[Directions] Below is a block of records. Copy every line in it that contains the word "color".
..........
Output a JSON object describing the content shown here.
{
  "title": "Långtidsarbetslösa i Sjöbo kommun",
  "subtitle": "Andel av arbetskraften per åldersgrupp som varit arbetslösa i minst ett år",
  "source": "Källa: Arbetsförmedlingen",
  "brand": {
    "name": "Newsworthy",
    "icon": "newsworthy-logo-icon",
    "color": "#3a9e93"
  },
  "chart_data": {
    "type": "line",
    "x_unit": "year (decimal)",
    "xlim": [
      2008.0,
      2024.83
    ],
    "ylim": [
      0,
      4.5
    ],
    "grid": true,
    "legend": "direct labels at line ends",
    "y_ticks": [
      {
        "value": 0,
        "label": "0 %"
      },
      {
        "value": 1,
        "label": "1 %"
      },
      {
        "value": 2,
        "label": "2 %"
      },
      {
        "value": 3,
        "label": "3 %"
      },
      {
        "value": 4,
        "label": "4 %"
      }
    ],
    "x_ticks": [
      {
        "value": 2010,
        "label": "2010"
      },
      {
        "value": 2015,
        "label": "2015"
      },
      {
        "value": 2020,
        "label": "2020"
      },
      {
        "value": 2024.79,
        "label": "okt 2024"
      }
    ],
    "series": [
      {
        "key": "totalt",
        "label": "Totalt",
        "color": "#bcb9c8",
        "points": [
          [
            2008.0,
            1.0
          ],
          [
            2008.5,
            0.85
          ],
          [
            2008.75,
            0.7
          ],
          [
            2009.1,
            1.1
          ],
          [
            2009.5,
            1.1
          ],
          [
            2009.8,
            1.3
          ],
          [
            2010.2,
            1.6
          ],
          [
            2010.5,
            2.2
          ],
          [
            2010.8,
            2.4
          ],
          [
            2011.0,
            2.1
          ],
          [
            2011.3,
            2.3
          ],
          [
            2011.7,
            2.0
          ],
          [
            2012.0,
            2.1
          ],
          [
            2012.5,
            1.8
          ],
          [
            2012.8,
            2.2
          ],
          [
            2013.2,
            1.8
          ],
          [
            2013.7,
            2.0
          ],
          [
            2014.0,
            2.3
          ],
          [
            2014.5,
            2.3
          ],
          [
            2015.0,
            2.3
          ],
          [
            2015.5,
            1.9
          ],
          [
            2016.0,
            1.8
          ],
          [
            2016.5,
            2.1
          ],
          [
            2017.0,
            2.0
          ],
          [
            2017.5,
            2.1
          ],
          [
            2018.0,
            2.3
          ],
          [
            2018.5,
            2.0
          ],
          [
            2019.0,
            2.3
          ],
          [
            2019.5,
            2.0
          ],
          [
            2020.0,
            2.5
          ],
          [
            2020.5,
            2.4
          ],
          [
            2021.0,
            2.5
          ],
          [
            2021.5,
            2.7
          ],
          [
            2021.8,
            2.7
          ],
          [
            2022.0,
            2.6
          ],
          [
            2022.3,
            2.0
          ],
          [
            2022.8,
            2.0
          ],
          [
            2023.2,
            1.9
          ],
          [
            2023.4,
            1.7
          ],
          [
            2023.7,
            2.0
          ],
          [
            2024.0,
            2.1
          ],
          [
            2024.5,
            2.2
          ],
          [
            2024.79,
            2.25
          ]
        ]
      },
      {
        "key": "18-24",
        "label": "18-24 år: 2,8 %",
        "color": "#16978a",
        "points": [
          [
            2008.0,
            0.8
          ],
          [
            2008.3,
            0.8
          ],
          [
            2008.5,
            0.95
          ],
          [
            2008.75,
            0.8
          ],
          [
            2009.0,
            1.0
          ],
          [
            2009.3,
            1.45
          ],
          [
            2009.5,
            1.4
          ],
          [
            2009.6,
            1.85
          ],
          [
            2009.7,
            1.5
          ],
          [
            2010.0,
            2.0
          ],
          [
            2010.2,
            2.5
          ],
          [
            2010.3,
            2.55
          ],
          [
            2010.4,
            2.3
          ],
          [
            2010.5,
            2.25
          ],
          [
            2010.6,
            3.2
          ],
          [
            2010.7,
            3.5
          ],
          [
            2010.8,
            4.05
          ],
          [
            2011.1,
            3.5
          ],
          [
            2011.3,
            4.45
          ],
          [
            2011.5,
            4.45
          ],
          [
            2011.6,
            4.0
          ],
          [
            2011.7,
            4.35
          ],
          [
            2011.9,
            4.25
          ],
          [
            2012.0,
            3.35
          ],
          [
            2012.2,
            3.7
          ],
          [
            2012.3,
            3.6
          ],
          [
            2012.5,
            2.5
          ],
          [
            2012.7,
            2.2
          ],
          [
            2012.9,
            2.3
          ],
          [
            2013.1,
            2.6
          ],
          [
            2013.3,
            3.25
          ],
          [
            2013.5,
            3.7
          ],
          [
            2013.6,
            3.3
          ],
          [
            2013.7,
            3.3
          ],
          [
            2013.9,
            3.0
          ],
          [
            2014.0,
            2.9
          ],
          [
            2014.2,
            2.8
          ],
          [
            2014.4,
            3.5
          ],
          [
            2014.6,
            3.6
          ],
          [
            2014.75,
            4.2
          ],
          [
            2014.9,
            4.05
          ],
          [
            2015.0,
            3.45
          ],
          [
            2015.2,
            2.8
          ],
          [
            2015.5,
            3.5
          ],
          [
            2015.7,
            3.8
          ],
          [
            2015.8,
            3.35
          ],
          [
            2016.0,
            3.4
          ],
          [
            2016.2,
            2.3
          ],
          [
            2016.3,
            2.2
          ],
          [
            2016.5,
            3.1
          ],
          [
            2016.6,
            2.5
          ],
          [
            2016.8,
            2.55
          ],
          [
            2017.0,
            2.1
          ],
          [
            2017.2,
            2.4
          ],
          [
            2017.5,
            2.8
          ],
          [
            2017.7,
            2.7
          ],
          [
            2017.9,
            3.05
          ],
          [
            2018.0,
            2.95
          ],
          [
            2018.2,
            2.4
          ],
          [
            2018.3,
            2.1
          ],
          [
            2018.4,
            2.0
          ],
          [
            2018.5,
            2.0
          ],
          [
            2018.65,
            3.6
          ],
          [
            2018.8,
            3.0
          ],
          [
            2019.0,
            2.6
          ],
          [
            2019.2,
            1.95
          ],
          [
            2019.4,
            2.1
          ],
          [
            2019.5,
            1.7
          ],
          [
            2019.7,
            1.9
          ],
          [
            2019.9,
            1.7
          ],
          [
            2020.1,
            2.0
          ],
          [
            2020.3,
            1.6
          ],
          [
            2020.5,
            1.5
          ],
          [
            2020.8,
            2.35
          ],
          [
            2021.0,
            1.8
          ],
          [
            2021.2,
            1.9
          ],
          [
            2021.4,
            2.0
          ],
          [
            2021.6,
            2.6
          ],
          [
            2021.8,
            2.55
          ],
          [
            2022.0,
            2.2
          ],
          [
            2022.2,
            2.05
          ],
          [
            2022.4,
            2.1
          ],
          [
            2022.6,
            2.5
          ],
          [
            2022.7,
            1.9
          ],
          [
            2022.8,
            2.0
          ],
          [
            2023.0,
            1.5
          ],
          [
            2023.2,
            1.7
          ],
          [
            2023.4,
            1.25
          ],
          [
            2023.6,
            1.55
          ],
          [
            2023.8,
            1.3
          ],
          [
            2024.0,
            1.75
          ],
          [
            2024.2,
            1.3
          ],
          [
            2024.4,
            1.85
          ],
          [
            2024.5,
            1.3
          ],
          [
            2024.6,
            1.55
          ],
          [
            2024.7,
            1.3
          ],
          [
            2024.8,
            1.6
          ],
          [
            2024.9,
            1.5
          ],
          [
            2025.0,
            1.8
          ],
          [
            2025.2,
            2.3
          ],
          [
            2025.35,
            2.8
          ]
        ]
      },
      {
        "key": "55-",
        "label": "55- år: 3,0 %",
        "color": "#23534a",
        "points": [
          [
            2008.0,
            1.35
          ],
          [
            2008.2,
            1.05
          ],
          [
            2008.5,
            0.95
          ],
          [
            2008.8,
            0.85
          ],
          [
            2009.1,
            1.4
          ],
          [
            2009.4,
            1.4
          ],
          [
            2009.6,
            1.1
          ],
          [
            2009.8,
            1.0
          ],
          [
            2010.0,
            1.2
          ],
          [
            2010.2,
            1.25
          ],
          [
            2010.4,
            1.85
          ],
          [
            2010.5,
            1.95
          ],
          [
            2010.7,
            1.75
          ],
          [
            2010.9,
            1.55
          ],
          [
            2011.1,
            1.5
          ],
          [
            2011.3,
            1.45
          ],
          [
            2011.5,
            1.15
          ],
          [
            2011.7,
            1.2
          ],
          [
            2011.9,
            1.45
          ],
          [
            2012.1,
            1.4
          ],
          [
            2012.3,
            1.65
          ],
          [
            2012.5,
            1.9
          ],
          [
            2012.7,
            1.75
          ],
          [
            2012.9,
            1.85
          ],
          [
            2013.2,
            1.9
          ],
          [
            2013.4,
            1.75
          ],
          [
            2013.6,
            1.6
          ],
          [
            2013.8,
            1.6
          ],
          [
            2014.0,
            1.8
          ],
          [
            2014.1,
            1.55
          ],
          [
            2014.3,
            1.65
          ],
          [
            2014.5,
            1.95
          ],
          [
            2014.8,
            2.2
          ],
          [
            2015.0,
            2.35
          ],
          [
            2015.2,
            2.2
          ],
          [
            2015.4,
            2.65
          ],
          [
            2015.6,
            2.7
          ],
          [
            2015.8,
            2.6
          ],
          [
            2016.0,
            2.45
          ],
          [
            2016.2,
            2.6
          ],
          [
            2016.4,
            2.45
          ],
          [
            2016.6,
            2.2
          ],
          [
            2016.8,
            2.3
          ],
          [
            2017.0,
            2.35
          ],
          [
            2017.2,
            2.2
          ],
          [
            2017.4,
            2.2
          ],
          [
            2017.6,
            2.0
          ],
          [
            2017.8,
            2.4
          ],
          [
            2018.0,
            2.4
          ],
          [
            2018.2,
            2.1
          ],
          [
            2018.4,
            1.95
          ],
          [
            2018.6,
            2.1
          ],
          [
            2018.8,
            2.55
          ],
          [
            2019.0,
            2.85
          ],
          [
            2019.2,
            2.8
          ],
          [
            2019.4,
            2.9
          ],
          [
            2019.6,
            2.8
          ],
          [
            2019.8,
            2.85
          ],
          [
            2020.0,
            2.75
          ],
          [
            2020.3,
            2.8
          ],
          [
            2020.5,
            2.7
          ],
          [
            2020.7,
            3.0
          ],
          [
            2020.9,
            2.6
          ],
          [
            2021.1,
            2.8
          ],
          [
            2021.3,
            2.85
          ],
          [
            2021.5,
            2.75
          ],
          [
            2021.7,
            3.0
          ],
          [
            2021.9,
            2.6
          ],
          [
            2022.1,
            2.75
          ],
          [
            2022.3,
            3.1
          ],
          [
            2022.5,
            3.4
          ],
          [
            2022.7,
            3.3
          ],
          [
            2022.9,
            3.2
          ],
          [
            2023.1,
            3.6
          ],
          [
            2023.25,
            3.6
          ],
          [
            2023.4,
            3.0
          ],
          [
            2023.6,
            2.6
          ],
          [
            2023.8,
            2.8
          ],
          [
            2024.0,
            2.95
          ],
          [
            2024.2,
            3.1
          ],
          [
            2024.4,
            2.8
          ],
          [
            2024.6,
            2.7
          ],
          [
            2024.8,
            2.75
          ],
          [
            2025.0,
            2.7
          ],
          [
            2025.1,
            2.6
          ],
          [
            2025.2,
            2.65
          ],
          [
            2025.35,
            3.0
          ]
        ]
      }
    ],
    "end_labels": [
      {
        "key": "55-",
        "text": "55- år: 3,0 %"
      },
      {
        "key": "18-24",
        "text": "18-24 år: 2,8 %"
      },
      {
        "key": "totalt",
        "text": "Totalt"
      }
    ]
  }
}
..........
[Exercise answer]
    "color": "#3a9e93"
        "color": "#bcb9c8",
        "color": "#16978a",
        "color": "#23534a",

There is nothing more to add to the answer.